DO THIS: Produce the listing below again, exactly as shown.

INPUT FOR THIS TASK:

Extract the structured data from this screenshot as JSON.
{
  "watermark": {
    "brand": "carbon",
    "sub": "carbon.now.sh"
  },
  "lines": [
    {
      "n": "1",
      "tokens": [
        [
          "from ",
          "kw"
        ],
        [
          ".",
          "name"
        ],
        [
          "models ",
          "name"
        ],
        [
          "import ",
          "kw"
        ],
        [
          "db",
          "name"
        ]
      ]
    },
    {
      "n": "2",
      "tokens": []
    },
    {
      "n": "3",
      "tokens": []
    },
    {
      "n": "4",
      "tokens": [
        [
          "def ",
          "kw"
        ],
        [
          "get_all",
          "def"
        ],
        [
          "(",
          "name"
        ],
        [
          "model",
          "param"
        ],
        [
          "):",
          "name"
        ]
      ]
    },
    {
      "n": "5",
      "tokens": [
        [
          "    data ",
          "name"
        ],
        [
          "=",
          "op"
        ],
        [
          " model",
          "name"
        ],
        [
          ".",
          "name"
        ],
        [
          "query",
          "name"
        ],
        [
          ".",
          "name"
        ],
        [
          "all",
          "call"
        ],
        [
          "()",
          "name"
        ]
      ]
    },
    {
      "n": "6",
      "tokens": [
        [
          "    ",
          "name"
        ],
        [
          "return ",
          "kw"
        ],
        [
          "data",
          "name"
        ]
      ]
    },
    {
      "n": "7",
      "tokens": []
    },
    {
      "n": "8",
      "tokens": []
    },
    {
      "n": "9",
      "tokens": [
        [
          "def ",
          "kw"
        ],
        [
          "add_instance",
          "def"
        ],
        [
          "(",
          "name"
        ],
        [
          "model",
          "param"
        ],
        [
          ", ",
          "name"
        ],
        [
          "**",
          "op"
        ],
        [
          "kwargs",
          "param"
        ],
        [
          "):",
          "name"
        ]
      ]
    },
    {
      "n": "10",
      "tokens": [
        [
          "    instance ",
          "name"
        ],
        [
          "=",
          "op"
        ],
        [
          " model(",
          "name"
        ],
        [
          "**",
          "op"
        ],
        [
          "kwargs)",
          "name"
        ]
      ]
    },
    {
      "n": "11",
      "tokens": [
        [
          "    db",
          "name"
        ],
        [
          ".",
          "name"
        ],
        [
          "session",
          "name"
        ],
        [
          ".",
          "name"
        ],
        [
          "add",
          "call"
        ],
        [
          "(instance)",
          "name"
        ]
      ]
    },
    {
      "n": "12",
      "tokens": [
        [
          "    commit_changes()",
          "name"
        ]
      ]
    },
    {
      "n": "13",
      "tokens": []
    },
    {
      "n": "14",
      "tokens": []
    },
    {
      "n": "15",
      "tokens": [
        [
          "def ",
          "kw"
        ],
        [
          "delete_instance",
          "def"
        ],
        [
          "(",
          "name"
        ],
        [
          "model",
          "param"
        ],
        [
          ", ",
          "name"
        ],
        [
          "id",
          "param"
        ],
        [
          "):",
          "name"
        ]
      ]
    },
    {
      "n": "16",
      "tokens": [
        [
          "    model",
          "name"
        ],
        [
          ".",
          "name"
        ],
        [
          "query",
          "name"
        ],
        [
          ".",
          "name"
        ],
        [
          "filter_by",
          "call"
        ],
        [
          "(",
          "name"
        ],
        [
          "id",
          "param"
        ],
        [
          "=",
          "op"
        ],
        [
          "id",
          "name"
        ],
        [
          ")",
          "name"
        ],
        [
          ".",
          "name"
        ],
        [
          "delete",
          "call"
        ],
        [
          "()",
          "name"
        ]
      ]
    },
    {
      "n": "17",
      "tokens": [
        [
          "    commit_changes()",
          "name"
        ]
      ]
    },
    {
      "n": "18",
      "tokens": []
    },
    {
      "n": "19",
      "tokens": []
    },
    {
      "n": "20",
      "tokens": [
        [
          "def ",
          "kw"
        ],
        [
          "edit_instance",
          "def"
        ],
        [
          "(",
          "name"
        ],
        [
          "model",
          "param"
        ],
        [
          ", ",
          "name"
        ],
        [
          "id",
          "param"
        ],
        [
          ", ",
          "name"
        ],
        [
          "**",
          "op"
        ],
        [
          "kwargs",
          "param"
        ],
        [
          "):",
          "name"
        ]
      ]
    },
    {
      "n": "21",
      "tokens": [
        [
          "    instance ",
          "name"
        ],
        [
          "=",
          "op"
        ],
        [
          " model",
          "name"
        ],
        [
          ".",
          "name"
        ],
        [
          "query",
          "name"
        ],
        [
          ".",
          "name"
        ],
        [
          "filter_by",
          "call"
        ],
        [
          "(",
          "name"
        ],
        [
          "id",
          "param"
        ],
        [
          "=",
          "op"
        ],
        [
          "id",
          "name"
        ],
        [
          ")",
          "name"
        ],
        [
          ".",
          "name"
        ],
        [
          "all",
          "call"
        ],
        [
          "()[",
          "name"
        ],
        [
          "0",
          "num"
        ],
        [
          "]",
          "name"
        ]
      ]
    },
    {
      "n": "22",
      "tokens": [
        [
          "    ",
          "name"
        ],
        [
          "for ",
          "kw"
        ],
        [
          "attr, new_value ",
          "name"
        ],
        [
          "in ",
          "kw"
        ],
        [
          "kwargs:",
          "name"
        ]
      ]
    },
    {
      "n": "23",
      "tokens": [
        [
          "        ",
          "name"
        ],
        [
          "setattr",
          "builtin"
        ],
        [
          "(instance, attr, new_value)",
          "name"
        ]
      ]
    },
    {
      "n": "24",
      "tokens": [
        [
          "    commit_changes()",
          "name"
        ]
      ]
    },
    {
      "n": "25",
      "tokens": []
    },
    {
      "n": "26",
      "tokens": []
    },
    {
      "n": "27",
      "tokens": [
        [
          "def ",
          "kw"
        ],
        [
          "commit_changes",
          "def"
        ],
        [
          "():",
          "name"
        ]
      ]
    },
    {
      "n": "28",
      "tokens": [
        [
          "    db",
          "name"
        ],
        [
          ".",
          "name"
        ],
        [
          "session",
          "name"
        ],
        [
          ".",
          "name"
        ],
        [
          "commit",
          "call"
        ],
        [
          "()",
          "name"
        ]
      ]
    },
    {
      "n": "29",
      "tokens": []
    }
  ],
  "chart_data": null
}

RESULT:
Extract the structured data from this screenshot as JSON.
{
  "watermark": {
    "brand": "carbon",
    "sub": "carbon.now.sh"
  },
  "lines": [
    {
      "n": "1",
      "tokens": [
        [
          "from ",
          "kw"
        ],
        [
          ".",
          "name"
        ],
        [
          "models ",
          "name"
        ],
        [
          "import ",
          "kw"
        ],
        [
          "db",
          "name"
        ]
      ]
    },
    {
      "n": "2",
      "tokens": []
    },
    {
      "n": "3",
      "tokens": []
    },
    {
      "n": "4",
      "tokens": [
        [
          "def ",
          "kw"
        ],
        [
          "get_all",
          "def"
        ],
        [
          "(",
          "name"
        ],
        [
          "model",
          "param"
        ],
        [
          "):",
          "name"
        ]
      ]
    },
    {
      "n": "5",
      "tokens": [
        [
          "    data ",
          "name"
        ],
        [
          "=",
          "op"
        ],
        [
          " model",
          "name"
        ],
        [
          ".",
          "name"
        ],
        [
          "query",
          "name"
        ],
        [
          ".",
          "name"
        ],
        [
          "all",
          "call"
        ],
        [
          "()",
          "name"
        ]
      ]
    },
    {
      "n": "6",
      "tokens": [
        [
          "    ",
          "name"
        ],
        [
          "return ",
          "kw"
        ],
        [
          "data",
          "name"
        ]
      ]
    },
    {
      "n": "7",
      "tokens": []
    },
    {
      "n": "8",
      "tokens": []
    },
    {
      "n": "9",
      "tokens": [
        [
          "def ",
          "kw"
        ],
        [
          "add_instance",
          "def"
        ],
        [
          "(",
          "name"
        ],
        [
          "model",
          "param"
        ],
        [
          ", ",
          "name"
        ],
        [
          "**",
          "op"
        ],
        [
          "kwargs",
          "param"
        ],
        [
          "):",
          "name"
        ]
      ]
    },
    {
      "n": "10",
      "tokens": [
        [
          "    instance ",
          "name"
        ],
        [
          "=",
          "op"
        ],
        [
          " model(",
          "name"
        ],
        [
          "**",
          "op"
        ],
        [
          "kwargs)",
          "name"
        ]
      ]
    },
    {
      "n": "11",
      "tokens": [
        [
          "    db",
          "name"
        ],
        [
          ".",
          "name"
        ],
        [
          "session",
          "name"
        ],
        [
          ".",
          "name"
        ],
        [
          "add",
          "call"
        ],
        [
          "(instance)",
          "name"
        ]
      ]
    },
    {
      "n": "12",
      "tokens": [
        [
          "    commit_changes()",
          "name"
        ]
      ]
    },
    {
      "n": "13",
      "tokens": []
    },
    {
      "n": "14",
      "tokens": []
    },
    {
      "n": "15",
      "tokens": [
        [
          "def ",
          "kw"
        ],
        [
          "delete_instance",
          "def"
        ],
        [
          "(",
          "name"
        ],
        [
          "model",
          "param"
        ],
        [
          ", ",
          "name"
        ],
        [
          "id",
          "param"
        ],
        [
          "):",
          "name"
        ]
      ]
    },
    {
      "n": "16",
      "tokens": [
        [
          "    model",
          "name"
        ],
        [
          ".",
          "name"
        ],
        [
          "query",
          "name"
        ],
        [
          ".",
          "name"
        ],
        [
          "filter_by",
          "call"
        ],
        [
          "(",
          "name"
        ],
        [
          "id",
          "param"
        ],
        [
          "=",
          "op"
        ],
        [
          "id",
          "name"
        ],
        [
          ")",
          "name"
        ],
        [
          ".",
          "name"
        ],
        [
          "delete",
          "call"
        ],
        [
          "()",
          "name"
        ]
      ]
    },
    {
      "n": "17",
      "tokens": [
        [
          "    commit_changes()",
          "name"
        ]
      ]
    },
    {
      "n": "18",
      "tokens": []
    },
    {
      "n": "19",
      "tokens": []
    },
    {
      "n": "20",
      "tokens": [
        [
          "def ",
          "kw"
        ],
        [
          "edit_instance",
          "def"
        ],
        [
          "(",
          "name"
        ],
        [
          "model",
          "param"
        ],
        [
          ", ",
          "name"
        ],
        [
          "id",
          "param"
        ],
        [
          ", ",
          "name"
        ],
        [
          "**",
          "op"
        ],
        [
          "kwargs",
          "param"
        ],
        [
          "):",
          "name"
        ]
      ]
    },
    {
      "n": "21",
      "tokens": [
        [
          "    instance ",
          "name"
        ],
        [
          "=",
          "op"
        ],
        [
          " model",
          "name"
        ],
        [
          ".",
          "name"
        ],
        [
          "query",
          "name"
        ],
        [
          ".",
          "name"
        ],
        [
          "filter_by",
          "call"
        ],
        [
          "(",
          "name"
        ],
        [
          "id",
          "param"
        ],
        [
          "=",
          "op"
        ],
        [
          "id",
          "name"
        ],
        [
          ")",
          "name"
        ],
        [
          ".",
          "name"
        ],
        [
          "all",
          "call"
        ],
        [
          "()[",
          "name"
        ],
        [
          "0",
          "num"
        ],
        [
          "]",
          "name"
        ]
      ]
    },
    {
      "n": "22",
      "tokens": [
        [
          "    ",
          "name"
        ],
        [
          "for ",
          "kw"
        ],
        [
          "attr, new_value ",
          "name"
        ],
        [
          "in ",
          "kw"
        ],
        [
          "kwargs:",
          "name"
        ]
      ]
    },
    {
      "n": "23",
      "tokens": [
        [
          "        ",
          "name"
        ],
        [
          "setattr",
          "builtin"
        ],
        [
          "(instance, attr, new_value)",
          "name"
        ]
      ]
    },
    {
      "n": "24",
      "tokens": [
        [
          "    commit_changes()",
          "name"
        ]
      ]
    },
    {
      "n": "25",
      "tokens": []
    },
    {
      "n": "26",
      "tokens": []
    },
    {
      "n": "27",
      "tokens": [
        [
          "def ",
          "kw"
        ],
        [
          "commit_changes",
          "def"
        ],
        [
          "():",
          "name"
        ]
      ]
    },
    {
      "n": "28",
      "tokens": [
        [
          "    db",
          "name"
        ],
        [
          ".",
          "name"
        ],
        [
          "session",
          "name"
        ],
        [
          ".",
          "name"
        ],
        [
          "commit",
          "call"
        ],
        [
          "()",
          "name"
        ]
      ]
    },
    {
      "n": "29",
      "tokens": []
    }
  ],
  "chart_data": null
}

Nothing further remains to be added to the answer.